TASK INPUT:
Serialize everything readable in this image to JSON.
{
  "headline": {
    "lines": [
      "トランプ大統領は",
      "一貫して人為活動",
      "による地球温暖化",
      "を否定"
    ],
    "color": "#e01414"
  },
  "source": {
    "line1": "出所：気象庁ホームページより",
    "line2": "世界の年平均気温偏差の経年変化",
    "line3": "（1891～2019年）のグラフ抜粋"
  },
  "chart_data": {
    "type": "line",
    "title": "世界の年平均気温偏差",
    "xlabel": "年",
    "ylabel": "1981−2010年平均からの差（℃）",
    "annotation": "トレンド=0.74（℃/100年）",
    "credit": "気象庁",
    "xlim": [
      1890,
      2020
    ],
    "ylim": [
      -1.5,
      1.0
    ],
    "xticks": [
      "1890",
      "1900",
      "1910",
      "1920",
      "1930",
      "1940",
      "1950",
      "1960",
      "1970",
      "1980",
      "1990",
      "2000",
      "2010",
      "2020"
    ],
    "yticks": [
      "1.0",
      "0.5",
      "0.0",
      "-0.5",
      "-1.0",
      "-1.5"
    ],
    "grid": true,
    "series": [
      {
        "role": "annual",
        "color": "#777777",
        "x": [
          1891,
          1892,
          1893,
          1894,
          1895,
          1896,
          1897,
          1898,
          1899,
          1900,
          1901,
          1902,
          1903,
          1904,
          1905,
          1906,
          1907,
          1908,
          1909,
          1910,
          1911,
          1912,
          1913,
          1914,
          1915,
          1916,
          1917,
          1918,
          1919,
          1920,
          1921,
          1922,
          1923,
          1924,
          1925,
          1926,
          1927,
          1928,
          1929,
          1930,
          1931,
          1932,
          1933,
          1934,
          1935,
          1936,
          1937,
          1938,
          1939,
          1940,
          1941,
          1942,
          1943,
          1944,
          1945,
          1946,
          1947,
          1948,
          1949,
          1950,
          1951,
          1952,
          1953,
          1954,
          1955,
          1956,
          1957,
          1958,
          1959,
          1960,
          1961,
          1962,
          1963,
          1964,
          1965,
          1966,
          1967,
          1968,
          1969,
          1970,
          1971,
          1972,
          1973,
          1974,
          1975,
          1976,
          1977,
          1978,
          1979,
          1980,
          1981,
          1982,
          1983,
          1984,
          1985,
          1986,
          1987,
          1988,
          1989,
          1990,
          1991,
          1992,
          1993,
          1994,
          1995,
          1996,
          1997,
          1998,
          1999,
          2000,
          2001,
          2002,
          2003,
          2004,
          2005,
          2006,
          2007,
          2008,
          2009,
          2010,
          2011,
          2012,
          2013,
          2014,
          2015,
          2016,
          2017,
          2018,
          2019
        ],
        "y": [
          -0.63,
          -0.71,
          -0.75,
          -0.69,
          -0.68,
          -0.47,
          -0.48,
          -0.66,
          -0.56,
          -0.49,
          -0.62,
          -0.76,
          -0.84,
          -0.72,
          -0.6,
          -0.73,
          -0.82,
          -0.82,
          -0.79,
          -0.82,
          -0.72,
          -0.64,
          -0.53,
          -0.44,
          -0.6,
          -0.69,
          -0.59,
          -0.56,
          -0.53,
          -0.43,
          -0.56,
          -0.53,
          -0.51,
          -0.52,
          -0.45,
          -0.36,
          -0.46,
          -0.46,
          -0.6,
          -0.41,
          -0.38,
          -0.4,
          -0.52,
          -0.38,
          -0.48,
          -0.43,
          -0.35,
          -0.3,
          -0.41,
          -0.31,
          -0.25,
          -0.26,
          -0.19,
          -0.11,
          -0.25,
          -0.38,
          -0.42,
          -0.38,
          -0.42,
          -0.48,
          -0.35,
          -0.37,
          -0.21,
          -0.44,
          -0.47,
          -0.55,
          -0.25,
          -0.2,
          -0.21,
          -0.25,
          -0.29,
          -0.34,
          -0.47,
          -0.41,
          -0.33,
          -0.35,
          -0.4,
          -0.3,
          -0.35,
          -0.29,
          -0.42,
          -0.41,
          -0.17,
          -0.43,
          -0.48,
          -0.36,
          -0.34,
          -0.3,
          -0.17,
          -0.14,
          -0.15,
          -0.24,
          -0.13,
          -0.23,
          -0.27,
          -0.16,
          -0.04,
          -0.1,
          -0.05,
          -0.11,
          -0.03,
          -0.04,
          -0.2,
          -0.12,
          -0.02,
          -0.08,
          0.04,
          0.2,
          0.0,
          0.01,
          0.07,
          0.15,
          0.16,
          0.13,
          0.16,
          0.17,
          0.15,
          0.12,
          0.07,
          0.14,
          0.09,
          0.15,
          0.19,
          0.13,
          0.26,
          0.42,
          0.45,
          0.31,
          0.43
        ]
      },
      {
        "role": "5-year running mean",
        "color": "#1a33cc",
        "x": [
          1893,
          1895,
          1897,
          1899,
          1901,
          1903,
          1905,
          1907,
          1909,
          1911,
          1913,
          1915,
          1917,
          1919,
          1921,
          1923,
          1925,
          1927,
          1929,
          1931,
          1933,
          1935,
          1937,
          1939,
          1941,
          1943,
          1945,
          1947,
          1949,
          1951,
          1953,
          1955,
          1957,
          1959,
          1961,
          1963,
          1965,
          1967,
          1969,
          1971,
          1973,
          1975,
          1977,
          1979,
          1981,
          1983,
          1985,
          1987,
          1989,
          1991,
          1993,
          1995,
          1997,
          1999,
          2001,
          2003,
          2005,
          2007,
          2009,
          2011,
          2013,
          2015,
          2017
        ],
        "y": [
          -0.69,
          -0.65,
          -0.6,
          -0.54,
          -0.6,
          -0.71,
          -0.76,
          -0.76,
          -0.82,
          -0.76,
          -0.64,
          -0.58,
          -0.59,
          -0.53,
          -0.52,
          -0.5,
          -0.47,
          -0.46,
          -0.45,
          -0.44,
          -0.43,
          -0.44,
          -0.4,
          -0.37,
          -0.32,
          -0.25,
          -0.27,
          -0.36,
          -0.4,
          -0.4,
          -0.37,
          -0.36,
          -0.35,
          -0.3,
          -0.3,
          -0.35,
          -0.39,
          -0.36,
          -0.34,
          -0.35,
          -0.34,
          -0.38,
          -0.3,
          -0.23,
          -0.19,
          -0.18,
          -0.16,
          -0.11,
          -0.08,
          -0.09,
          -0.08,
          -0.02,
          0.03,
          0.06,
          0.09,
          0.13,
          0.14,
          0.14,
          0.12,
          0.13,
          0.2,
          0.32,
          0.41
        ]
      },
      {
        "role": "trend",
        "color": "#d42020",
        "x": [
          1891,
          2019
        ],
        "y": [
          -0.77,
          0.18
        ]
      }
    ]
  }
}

AIM: Return every line of the material exactly.

OUTPUT OF THE TASK:
Serialize everything readable in this image to JSON.
{
  "headline": {
    "lines": [
      "トランプ大統領は",
      "一貫して人為活動",
      "による地球温暖化",
      "を否定"
    ],
    "color": "#e01414"
  },
  "source": {
    "line1": "出所：気象庁ホームページより",
    "line2": "世界の年平均気温偏差の経年変化",
    "line3": "（1891～2019年）のグラフ抜粋"
  },
  "chart_data": {
    "type": "line",
    "title": "世界の年平均気温偏差",
    "xlabel": "年",
    "ylabel": "1981−2010年平均からの差（℃）",
    "annotation": "トレンド=0.74（℃/100年）",
    "credit": "気象庁",
    "xlim": [
      1890,
      2020
    ],
    "ylim": [
      -1.5,
      1.0
    ],
    "xticks": [
      "1890",
      "1900",
      "1910",
      "1920",
      "1930",
      "1940",
      "1950",
      "1960",
      "1970",
      "1980",
      "1990",
      "2000",
      "2010",
      "2020"
    ],
    "yticks": [
      "1.0",
      "0.5",
      "0.0",
      "-0.5",
      "-1.0",
      "-1.5"
    ],
    "grid": true,
    "series": [
      {
        "role": "annual",
        "color": "#777777",
        "x": [
          1891,
          1892,
          1893,
          1894,
          1895,
          1896,
          1897,
          1898,
          1899,
          1900,
          1901,
          1902,
          1903,
          1904,
          1905,
          1906,
          1907,
          1908,
          1909,
          1910,
          1911,
          1912,
          1913,
          1914,
          1915,
          1916,
          1917,
          1918,
          1919,
          1920,
          1921,
          1922,
          1923,
          1924,
          1925,
          1926,
          1927,
          1928,
          1929,
          1930,
          1931,
          1932,
          1933,
          1934,
          1935,
          1936,
          1937,
          1938,
          1939,
          1940,
          1941,
          1942,
          1943,
          1944,
          1945,
          1946,
          1947,
          1948,
          1949,
          1950,
          1951,
          1952,
          1953,
          1954,
          1955,
          1956,
          1957,
          1958,
          1959,
          1960,
          1961,
          1962,
          1963,
          1964,
          1965,
          1966,
          1967,
          1968,
          1969,
          1970,
          1971,
          1972,
          1973,
          1974,
          1975,
          1976,
          1977,
          1978,
          1979,
          1980,
          1981,
          1982,
          1983,
          1984,
          1985,
          1986,
          1987,
          1988,
          1989,
          1990,
          1991,
          1992,
          1993,
          1994,
          1995,
          1996,
          1997,
          1998,
          1999,
          2000,
          2001,
          2002,
          2003,
          2004,
          2005,
          2006,
          2007,
          2008,
          2009,
          2010,
          2011,
          2012,
          2013,
          2014,
          2015,
          2016,
          2017,
          2018,
          2019
        ],
        "y": [
          -0.63,
          -0.71,
          -0.75,
          -0.69,
          -0.68,
          -0.47,
          -0.48,
          -0.66,
          -0.56,
          -0.49,
          -0.62,
          -0.76,
          -0.84,
          -0.72,
          -0.6,
          -0.73,
          -0.82,
          -0.82,
          -0.79,
          -0.82,
          -0.72,
          -0.64,
          -0.53,
          -0.44,
          -0.6,
          -0.69,
          -0.59,
          -0.56,
          -0.53,
          -0.43,
          -0.56,
          -0.53,
          -0.51,
          -0.52,
          -0.45,
          -0.36,
          -0.46,
          -0.46,
          -0.6,
          -0.41,
          -0.38,
          -0.4,
          -0.52,
          -0.38,
          -0.48,
          -0.43,
          -0.35,
          -0.3,
          -0.41,
          -0.31,
          -0.25,
          -0.26,
          -0.19,
          -0.11,
          -0.25,
          -0.38,
          -0.42,
          -0.38,
          -0.42,
          -0.48,
          -0.35,
          -0.37,
          -0.21,
          -0.44,
          -0.47,
          -0.55,
          -0.25,
          -0.2,
          -0.21,
          -0.25,
          -0.29,
          -0.34,
          -0.47,
          -0.41,
          -0.33,
          -0.35,
          -0.4,
          -0.3,
          -0.35,
          -0.29,
          -0.42,
          -0.41,
          -0.17,
          -0.43,
          -0.48,
          -0.36,
          -0.34,
          -0.3,
          -0.17,
          -0.14,
          -0.15,
          -0.24,
          -0.13,
          -0.23,
          -0.27,
          -0.16,
          -0.04,
          -0.1,
          -0.05,
          -0.11,
          -0.03,
          -0.04,
          -0.2,
          -0.12,
          -0.02,
          -0.08,
          0.04,
          0.2,
          0.0,
          0.01,
          0.07,
          0.15,
          0.16,
          0.13,
          0.16,
          0.17,
          0.15,
          0.12,
          0.07,
          0.14,
          0.09,
          0.15,
          0.19,
          0.13,
          0.26,
          0.42,
          0.45,
          0.31,
          0.43
        ]
      },
      {
        "role": "5-year running mean",
        "color": "#1a33cc",
        "x": [
          1893,
          1895,
          1897,
          1899,
          1901,
          1903,
          1905,
          1907,
          1909,
          1911,
          1913,
          1915,
          1917,
          1919,
          1921,
          1923,
          1925,
          1927,
          1929,
          1931,
          1933,
          1935,
          1937,
          1939,
          1941,
          1943,
          1945,
          1947,
          1949,
          1951,
          1953,
          1955,
          1957,
          1959,
          1961,
          1963,
          1965,
          1967,
          1969,
          1971,
          1973,
          1975,
          1977,
          1979,
          1981,
          1983,
          1985,
          1987,
          1989,
          1991,
          1993,
          1995,
          1997,
          1999,
          2001,
          2003,
          2005,
          2007,
          2009,
          2011,
          2013,
          2015,
          2017
        ],
        "y": [
          -0.69,
          -0.65,
          -0.6,
          -0.54,
          -0.6,
          -0.71,
          -0.76,
          -0.76,
          -0.82,
          -0.76,
          -0.64,
          -0.58,
          -0.59,
          -0.53,
          -0.52,
          -0.5,
          -0.47,
          -0.46,
          -0.45,
          -0.44,
          -0.43,
          -0.44,
          -0.4,
          -0.37,
          -0.32,
          -0.25,
          -0.27,
          -0.36,
          -0.4,
          -0.4,
          -0.37,
          -0.36,
          -0.35,
          -0.3,
          -0.3,
          -0.35,
          -0.39,
          -0.36,
          -0.34,
          -0.35,
          -0.34,
          -0.38,
          -0.3,
          -0.23,
          -0.19,
          -0.18,
          -0.16,
          -0.11,
          -0.08,
          -0.09,
          -0.08,
          -0.02,
          0.03,
          0.06,
          0.09,
          0.13,
          0.14,
          0.14,
          0.12,
          0.13,
          0.2,
          0.32,
          0.41
        ]
      },
      {
        "role": "trend",
        "color": "#d42020",
        "x": [
          1891,
          2019
        ],
        "y": [
          -0.77,
          0.18
        ]
      }
    ]
  }
}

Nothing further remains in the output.